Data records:
::::::::::

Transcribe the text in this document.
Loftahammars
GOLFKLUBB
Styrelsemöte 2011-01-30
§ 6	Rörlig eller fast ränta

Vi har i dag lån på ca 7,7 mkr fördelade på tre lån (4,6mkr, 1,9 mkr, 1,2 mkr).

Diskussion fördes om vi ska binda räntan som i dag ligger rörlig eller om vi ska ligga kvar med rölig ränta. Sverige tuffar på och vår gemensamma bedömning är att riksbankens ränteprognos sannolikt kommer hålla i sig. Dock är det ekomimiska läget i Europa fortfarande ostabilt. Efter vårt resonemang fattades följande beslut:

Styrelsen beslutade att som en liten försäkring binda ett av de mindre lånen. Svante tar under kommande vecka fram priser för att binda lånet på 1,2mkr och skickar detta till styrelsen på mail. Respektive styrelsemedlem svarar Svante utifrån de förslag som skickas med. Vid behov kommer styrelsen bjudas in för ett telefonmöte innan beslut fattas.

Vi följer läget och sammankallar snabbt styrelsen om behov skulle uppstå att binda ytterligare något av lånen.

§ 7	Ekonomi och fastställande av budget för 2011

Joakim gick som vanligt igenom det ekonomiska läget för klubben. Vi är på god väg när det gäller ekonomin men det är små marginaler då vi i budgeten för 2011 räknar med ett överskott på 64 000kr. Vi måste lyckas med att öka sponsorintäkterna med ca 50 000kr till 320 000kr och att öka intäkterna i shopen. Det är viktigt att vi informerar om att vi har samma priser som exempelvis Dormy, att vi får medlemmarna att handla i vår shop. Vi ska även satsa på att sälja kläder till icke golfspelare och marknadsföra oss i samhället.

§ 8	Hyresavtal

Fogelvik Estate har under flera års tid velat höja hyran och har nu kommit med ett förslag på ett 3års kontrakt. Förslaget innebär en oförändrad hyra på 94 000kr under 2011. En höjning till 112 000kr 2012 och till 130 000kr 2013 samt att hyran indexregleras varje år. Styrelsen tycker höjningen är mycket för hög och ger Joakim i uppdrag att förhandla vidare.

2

::::::::::

_Problem statement_.
From the data above, copy each line that has the string "förslag".

_Answer to the problem_.
Styrelsen beslutade att som en liten försäkring binda ett av de mindre lånen. Svante tar under kommande vecka fram priser för att binda lånet på 1,2mkr och skickar detta till styrelsen på mail. Respektive styrelsemedlem svarar Svante utifrån de förslag som skickas med. Vid behov kommer styrelsen bjudas in för ett telefonmöte innan beslut fattas.
Fogelvik Estate har under flera års tid velat höja hyran och har nu kommit med ett förslag på ett 3års kontrakt. Förslaget innebär en oförändrad hyra på 94 000kr under 2011. En höjning till 112 000kr 2012 och till 130 000kr 2013 samt att hyran indexregleras varje år. Styrelsen tycker höjningen är mycket för hög och ger Joakim i uppdrag att förhandla vidare.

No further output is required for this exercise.